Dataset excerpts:
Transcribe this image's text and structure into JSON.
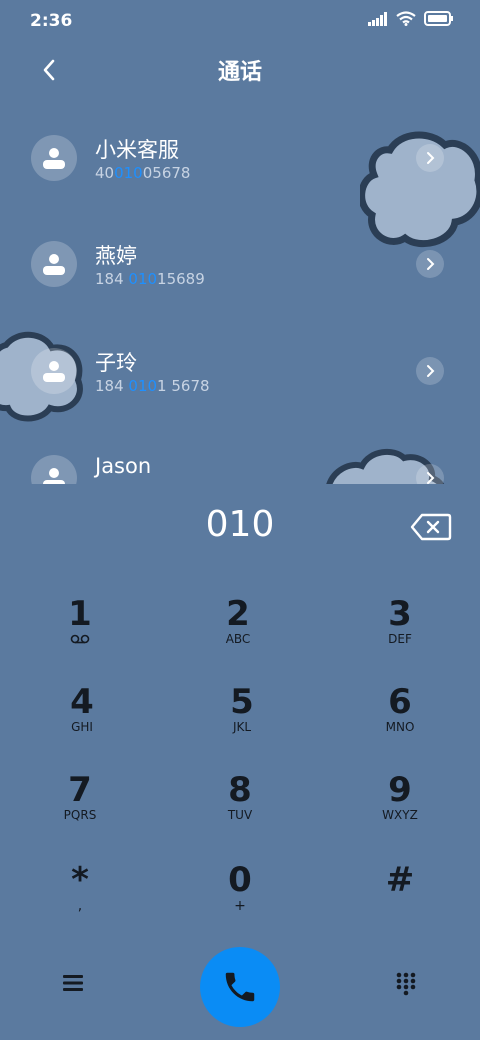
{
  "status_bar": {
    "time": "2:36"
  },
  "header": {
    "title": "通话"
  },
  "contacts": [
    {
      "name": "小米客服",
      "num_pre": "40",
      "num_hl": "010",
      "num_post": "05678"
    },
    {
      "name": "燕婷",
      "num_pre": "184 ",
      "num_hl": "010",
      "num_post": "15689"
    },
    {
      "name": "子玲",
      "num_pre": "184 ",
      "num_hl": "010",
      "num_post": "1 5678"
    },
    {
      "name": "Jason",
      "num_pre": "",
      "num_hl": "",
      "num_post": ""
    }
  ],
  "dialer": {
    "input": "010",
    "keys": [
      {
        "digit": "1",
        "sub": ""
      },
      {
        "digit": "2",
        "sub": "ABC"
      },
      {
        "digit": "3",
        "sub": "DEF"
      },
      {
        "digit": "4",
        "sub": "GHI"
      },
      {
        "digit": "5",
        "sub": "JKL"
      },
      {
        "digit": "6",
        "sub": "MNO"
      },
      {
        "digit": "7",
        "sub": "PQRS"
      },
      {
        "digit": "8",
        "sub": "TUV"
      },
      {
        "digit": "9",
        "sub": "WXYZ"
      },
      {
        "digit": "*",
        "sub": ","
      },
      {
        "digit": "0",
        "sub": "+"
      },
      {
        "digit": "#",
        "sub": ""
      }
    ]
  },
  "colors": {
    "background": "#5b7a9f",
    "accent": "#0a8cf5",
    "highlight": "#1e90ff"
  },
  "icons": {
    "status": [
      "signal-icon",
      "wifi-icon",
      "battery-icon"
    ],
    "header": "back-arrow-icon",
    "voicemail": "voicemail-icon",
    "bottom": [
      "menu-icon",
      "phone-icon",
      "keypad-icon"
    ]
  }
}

## Stated goal
Give back every line exactly as it stands, pictures excluded.

## Problem solution
Transcribe this image's text and structure into JSON.
{
  "status_bar": {
    "time": "2:36"
  },
  "header": {
    "title": "通话"
  },
  "contacts": [
    {
      "name": "小米客服",
      "num_pre": "40",
      "num_hl": "010",
      "num_post": "05678"
    },
    {
      "name": "燕婷",
      "num_pre": "184 ",
      "num_hl": "010",
      "num_post": "15689"
    },
    {
      "name": "子玲",
      "num_pre": "184 ",
      "num_hl": "010",
      "num_post": "1 5678"
    },
    {
      "name": "Jason",
      "num_pre": "",
      "num_hl": "",
      "num_post": ""
    }
  ],
  "dialer": {
    "input": "010",
    "keys": [
      {
        "digit": "1",
        "sub": ""
      },
      {
        "digit": "2",
        "sub": "ABC"
      },
      {
        "digit": "3",
        "sub": "DEF"
      },
      {
        "digit": "4",
        "sub": "GHI"
      },
      {
        "digit": "5",
        "sub": "JKL"
      },
      {
        "digit": "6",
        "sub": "MNO"
      },
      {
        "digit": "7",
        "sub": "PQRS"
      },
      {
        "digit": "8",
        "sub": "TUV"
      },
      {
        "digit": "9",
        "sub": "WXYZ"
      },
      {
        "digit": "*",
        "sub": ","
      },
      {
        "digit": "0",
        "sub": "+"
      },
      {
        "digit": "#",
        "sub": ""
      }
    ]
  },
  "colors": {
    "background": "#5b7a9f",
    "accent": "#0a8cf5",
    "highlight": "#1e90ff"
  },
  "icons": {
    "status": [
      "signal-icon",
      "wifi-icon",
      "battery-icon"
    ],
    "header": "back-arrow-icon",
    "voicemail": "voicemail-icon",
    "bottom": [
      "menu-icon",
      "phone-icon",
      "keypad-icon"
    ]
  }
}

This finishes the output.